WRITTEN PROBLEM: Quote all of the entries word for word.

** Start **

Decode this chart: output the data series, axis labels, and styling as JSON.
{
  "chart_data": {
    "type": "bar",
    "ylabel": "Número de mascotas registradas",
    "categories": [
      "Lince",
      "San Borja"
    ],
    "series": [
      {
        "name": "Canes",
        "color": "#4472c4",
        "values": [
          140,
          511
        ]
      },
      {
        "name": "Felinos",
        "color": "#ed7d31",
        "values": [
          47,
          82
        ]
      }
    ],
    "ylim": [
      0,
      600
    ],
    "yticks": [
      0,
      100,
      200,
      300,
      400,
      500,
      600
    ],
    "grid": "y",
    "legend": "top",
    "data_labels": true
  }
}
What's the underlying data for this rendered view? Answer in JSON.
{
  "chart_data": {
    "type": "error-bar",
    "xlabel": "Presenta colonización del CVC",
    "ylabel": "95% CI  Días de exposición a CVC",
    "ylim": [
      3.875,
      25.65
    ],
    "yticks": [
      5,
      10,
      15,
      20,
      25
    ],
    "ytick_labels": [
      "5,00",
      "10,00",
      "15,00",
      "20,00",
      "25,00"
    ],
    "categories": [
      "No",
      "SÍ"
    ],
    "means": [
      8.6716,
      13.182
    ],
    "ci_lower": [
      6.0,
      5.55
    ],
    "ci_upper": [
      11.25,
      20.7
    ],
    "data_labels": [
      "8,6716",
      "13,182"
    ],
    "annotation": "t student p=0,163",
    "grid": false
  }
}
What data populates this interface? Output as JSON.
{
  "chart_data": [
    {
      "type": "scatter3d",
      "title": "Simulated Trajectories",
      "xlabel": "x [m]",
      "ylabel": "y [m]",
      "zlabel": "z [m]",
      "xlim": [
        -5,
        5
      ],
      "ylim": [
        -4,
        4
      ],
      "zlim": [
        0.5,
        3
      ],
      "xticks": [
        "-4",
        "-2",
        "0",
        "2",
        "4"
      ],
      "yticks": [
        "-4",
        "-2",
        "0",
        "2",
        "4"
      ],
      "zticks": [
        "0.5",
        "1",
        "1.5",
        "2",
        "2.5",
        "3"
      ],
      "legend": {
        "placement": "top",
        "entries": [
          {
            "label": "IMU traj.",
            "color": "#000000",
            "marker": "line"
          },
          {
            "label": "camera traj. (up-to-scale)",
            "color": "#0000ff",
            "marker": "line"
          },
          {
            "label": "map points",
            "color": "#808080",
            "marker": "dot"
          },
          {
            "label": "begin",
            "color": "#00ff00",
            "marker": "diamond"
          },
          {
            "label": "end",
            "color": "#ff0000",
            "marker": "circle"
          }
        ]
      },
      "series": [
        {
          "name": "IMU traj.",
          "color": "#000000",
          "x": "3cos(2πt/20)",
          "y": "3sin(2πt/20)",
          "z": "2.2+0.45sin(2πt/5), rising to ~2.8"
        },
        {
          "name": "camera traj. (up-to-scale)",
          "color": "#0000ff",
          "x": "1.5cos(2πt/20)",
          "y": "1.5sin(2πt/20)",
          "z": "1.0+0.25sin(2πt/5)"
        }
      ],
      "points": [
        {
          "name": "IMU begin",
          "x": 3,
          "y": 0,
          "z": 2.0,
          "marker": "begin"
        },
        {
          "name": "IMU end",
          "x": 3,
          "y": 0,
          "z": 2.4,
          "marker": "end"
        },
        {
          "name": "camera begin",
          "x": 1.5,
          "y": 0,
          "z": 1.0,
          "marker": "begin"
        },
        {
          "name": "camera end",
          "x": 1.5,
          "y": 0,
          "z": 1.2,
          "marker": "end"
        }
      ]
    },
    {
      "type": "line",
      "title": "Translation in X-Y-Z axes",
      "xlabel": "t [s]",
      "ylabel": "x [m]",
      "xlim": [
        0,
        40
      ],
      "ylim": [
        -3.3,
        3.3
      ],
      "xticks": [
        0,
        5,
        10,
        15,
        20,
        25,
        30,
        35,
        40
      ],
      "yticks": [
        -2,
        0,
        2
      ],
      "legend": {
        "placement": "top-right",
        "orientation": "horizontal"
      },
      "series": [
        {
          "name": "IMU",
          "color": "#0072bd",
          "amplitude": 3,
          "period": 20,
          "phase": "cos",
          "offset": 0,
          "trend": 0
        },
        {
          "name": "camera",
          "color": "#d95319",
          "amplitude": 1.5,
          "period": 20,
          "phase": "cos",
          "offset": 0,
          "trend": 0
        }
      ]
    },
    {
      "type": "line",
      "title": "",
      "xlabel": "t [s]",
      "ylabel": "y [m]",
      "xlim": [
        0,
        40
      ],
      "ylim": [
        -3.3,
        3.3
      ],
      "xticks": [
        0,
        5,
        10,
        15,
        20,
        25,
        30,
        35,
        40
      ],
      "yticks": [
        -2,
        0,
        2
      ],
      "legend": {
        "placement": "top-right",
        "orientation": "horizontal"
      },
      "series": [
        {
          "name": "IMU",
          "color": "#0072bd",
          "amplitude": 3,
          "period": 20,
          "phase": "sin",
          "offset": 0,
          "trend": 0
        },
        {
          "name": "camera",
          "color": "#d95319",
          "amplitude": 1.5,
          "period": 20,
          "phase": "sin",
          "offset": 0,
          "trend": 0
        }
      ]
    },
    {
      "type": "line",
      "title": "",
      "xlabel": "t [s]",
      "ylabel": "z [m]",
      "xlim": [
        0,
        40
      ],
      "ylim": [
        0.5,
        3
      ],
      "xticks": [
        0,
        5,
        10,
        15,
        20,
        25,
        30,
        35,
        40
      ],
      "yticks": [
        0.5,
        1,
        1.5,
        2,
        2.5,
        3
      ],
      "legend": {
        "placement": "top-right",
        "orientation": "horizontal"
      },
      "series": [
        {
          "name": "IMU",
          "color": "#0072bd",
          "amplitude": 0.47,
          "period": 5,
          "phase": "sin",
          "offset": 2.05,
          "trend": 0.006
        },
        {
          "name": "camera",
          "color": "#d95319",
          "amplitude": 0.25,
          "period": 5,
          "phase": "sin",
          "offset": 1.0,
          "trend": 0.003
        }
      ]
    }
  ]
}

** End **

TASK SOLUTION:
Decode this chart: output the data series, axis labels, and styling as JSON.
{
  "chart_data": {
    "type": "bar",
    "ylabel": "Número de mascotas registradas",
    "categories": [
      "Lince",
      "San Borja"
    ],
    "series": [
      {
        "name": "Canes",
        "color": "#4472c4",
        "values": [
          140,
          511
        ]
      },
      {
        "name": "Felinos",
        "color": "#ed7d31",
        "values": [
          47,
          82
        ]
      }
    ],
    "ylim": [
      0,
      600
    ],
    "yticks": [
      0,
      100,
      200,
      300,
      400,
      500,
      600
    ],
    "grid": "y",
    "legend": "top",
    "data_labels": true
  }
}
What's the underlying data for this rendered view? Answer in JSON.
{
  "chart_data": {
    "type": "error-bar",
    "xlabel": "Presenta colonización del CVC",
    "ylabel": "95% CI  Días de exposición a CVC",
    "ylim": [
      3.875,
      25.65
    ],
    "yticks": [
      5,
      10,
      15,
      20,
      25
    ],
    "ytick_labels": [
      "5,00",
      "10,00",
      "15,00",
      "20,00",
      "25,00"
    ],
    "categories": [
      "No",
      "SÍ"
    ],
    "means": [
      8.6716,
      13.182
    ],
    "ci_lower": [
      6.0,
      5.55
    ],
    "ci_upper": [
      11.25,
      20.7
    ],
    "data_labels": [
      "8,6716",
      "13,182"
    ],
    "annotation": "t student p=0,163",
    "grid": false
  }
}
What data populates this interface? Output as JSON.
{
  "chart_data": [
    {
      "type": "scatter3d",
      "title": "Simulated Trajectories",
      "xlabel": "x [m]",
      "ylabel": "y [m]",
      "zlabel": "z [m]",
      "xlim": [
        -5,
        5
      ],
      "ylim": [
        -4,
        4
      ],
      "zlim": [
        0.5,
        3
      ],
      "xticks": [
        "-4",
        "-2",
        "0",
        "2",
        "4"
      ],
      "yticks": [
        "-4",
        "-2",
        "0",
        "2",
        "4"
      ],
      "zticks": [
        "0.5",
        "1",
        "1.5",
        "2",
        "2.5",
        "3"
      ],
      "legend": {
        "placement": "top",
        "entries": [
          {
            "label": "IMU traj.",
            "color": "#000000",
            "marker": "line"
          },
          {
            "label": "camera traj. (up-to-scale)",
            "color": "#0000ff",
            "marker": "line"
          },
          {
            "label": "map points",
            "color": "#808080",
            "marker": "dot"
          },
          {
            "label": "begin",
            "color": "#00ff00",
            "marker": "diamond"
          },
          {
            "label": "end",
            "color": "#ff0000",
            "marker": "circle"
          }
        ]
      },
      "series": [
        {
          "name": "IMU traj.",
          "color": "#000000",
          "x": "3cos(2πt/20)",
          "y": "3sin(2πt/20)",
          "z": "2.2+0.45sin(2πt/5), rising to ~2.8"
        },
        {
          "name": "camera traj. (up-to-scale)",
          "color": "#0000ff",
          "x": "1.5cos(2πt/20)",
          "y": "1.5sin(2πt/20)",
          "z": "1.0+0.25sin(2πt/5)"
        }
      ],
      "points": [
        {
          "name": "IMU begin",
          "x": 3,
          "y": 0,
          "z": 2.0,
          "marker": "begin"
        },
        {
          "name": "IMU end",
          "x": 3,
          "y": 0,
          "z": 2.4,
          "marker": "end"
        },
        {
          "name": "camera begin",
          "x": 1.5,
          "y": 0,
          "z": 1.0,
          "marker": "begin"
        },
        {
          "name": "camera end",
          "x": 1.5,
          "y": 0,
          "z": 1.2,
          "marker": "end"
        }
      ]
    },
    {
      "type": "line",
      "title": "Translation in X-Y-Z axes",
      "xlabel": "t [s]",
      "ylabel": "x [m]",
      "xlim": [
        0,
        40
      ],
      "ylim": [
        -3.3,
        3.3
      ],
      "xticks": [
        0,
        5,
        10,
        15,
        20,
        25,
        30,
        35,
        40
      ],
      "yticks": [
        -2,
        0,
        2
      ],
      "legend": {
        "placement": "top-right",
        "orientation": "horizontal"
      },
      "series": [
        {
          "name": "IMU",
          "color": "#0072bd",
          "amplitude": 3,
          "period": 20,
          "phase": "cos",
          "offset": 0,
          "trend": 0
        },
        {
          "name": "camera",
          "color": "#d95319",
          "amplitude": 1.5,
          "period": 20,
          "phase": "cos",
          "offset": 0,
          "trend": 0
        }
      ]
    },
    {
      "type": "line",
      "title": "",
      "xlabel": "t [s]",
      "ylabel": "y [m]",
      "xlim": [
        0,
        40
      ],
      "ylim": [
        -3.3,
        3.3
      ],
      "xticks": [
        0,
        5,
        10,
        15,
        20,
        25,
        30,
        35,
        40
      ],
      "yticks": [
        -2,
        0,
        2
      ],
      "legend": {
        "placement": "top-right",
        "orientation": "horizontal"
      },
      "series": [
        {
          "name": "IMU",
          "color": "#0072bd",
          "amplitude": 3,
          "period": 20,
          "phase": "sin",
          "offset": 0,
          "trend": 0
        },
        {
          "name": "camera",
          "color": "#d95319",
          "amplitude": 1.5,
          "period": 20,
          "phase": "sin",
          "offset": 0,
          "trend": 0
        }
      ]
    },
    {
      "type": "line",
      "title": "",
      "xlabel": "t [s]",
      "ylabel": "z [m]",
      "xlim": [
        0,
        40
      ],
      "ylim": [
        0.5,
        3
      ],
      "xticks": [
        0,
        5,
        10,
        15,
        20,
        25,
        30,
        35,
        40
      ],
      "yticks": [
        0.5,
        1,
        1.5,
        2,
        2.5,
        3
      ],
      "legend": {
        "placement": "top-right",
        "orientation": "horizontal"
      },
      "series": [
        {
          "name": "IMU",
          "color": "#0072bd",
          "amplitude": 0.47,
          "period": 5,
          "phase": "sin",
          "offset": 2.05,
          "trend": 0.006
        },
        {
          "name": "camera",
          "color": "#d95319",
          "amplitude": 0.25,
          "period": 5,
          "phase": "sin",
          "offset": 1.0,
          "trend": 0.003
        }
      ]
    }
  ]
}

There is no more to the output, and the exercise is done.